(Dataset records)

——

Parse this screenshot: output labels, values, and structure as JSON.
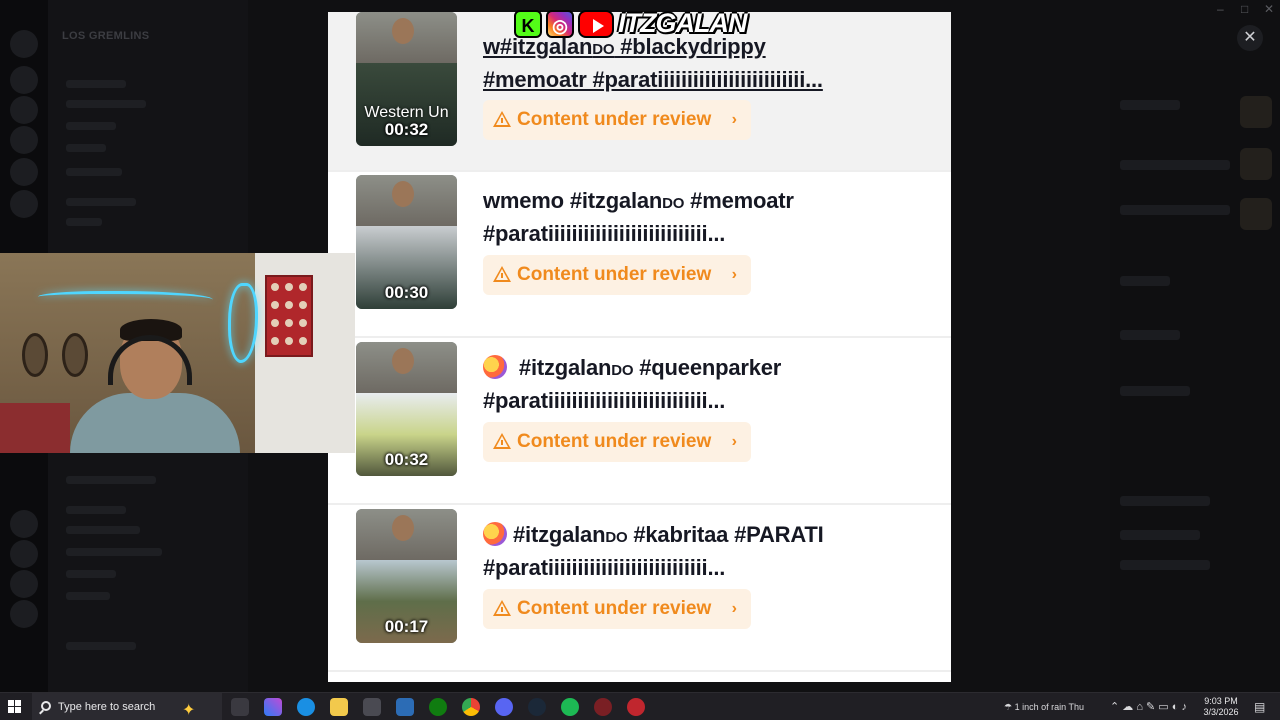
{
  "background": {
    "server_name": "LOS GREMLINS"
  },
  "overlay": {
    "channel_name": "ITZGALAN",
    "icons": [
      "kick-icon",
      "instagram-icon",
      "youtube-icon"
    ]
  },
  "feed": {
    "items": [
      {
        "title_line1_prefix": "w#itzgalan",
        "title_line1_small": "DO",
        "title_line1_suffix": " #blackydrippy",
        "title_line2": "#memoatr #paratiiiiiiiiiiiiiiiiiiiiiiiii...",
        "review_label": "Content under review",
        "duration": "00:32",
        "thumb_caption": "Western Un"
      },
      {
        "title_line1_prefix": "wmemo #itzgalan",
        "title_line1_small": "DO",
        "title_line1_suffix": " #memoatr",
        "title_line2": "#paratiiiiiiiiiiiiiiiiiiiiiiiiiii...",
        "review_label": "Content under review",
        "duration": "00:30"
      },
      {
        "title_line1_prefix": " #itzgalan",
        "title_line1_small": "DO",
        "title_line1_suffix": " #queenparker",
        "title_line2": "#paratiiiiiiiiiiiiiiiiiiiiiiiiiii...",
        "review_label": "Content under review",
        "duration": "00:32"
      },
      {
        "title_line1_prefix": "#itzgalan",
        "title_line1_small": "DO",
        "title_line1_suffix": " #kabritaa #PARATI",
        "title_line2": "#paratiiiiiiiiiiiiiiiiiiiiiiiiiii...",
        "review_label": "Content under review",
        "duration": "00:17"
      }
    ]
  },
  "colors": {
    "review_bg": "#fdf1e3",
    "review_text": "#f08a1d",
    "title_text": "#161823"
  },
  "taskbar": {
    "search_placeholder": "Type here to search",
    "weather": "1 inch of rain Thu",
    "time": "9:03 PM",
    "date": "3/3/2026"
  }
}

——

- Task brief
Reproduce the listing exactly. Leave its pictures out.

- Full answer
Parse this screenshot: output labels, values, and structure as JSON.
{
  "background": {
    "server_name": "LOS GREMLINS"
  },
  "overlay": {
    "channel_name": "ITZGALAN",
    "icons": [
      "kick-icon",
      "instagram-icon",
      "youtube-icon"
    ]
  },
  "feed": {
    "items": [
      {
        "title_line1_prefix": "w#itzgalan",
        "title_line1_small": "DO",
        "title_line1_suffix": " #blackydrippy",
        "title_line2": "#memoatr #paratiiiiiiiiiiiiiiiiiiiiiiiii...",
        "review_label": "Content under review",
        "duration": "00:32",
        "thumb_caption": "Western Un"
      },
      {
        "title_line1_prefix": "wmemo #itzgalan",
        "title_line1_small": "DO",
        "title_line1_suffix": " #memoatr",
        "title_line2": "#paratiiiiiiiiiiiiiiiiiiiiiiiiiii...",
        "review_label": "Content under review",
        "duration": "00:30"
      },
      {
        "title_line1_prefix": " #itzgalan",
        "title_line1_small": "DO",
        "title_line1_suffix": " #queenparker",
        "title_line2": "#paratiiiiiiiiiiiiiiiiiiiiiiiiiii...",
        "review_label": "Content under review",
        "duration": "00:32"
      },
      {
        "title_line1_prefix": "#itzgalan",
        "title_line1_small": "DO",
        "title_line1_suffix": " #kabritaa #PARATI",
        "title_line2": "#paratiiiiiiiiiiiiiiiiiiiiiiiiiii...",
        "review_label": "Content under review",
        "duration": "00:17"
      }
    ]
  },
  "colors": {
    "review_bg": "#fdf1e3",
    "review_text": "#f08a1d",
    "title_text": "#161823"
  },
  "taskbar": {
    "search_placeholder": "Type here to search",
    "weather": "1 inch of rain Thu",
    "time": "9:03 PM",
    "date": "3/3/2026"
  }
}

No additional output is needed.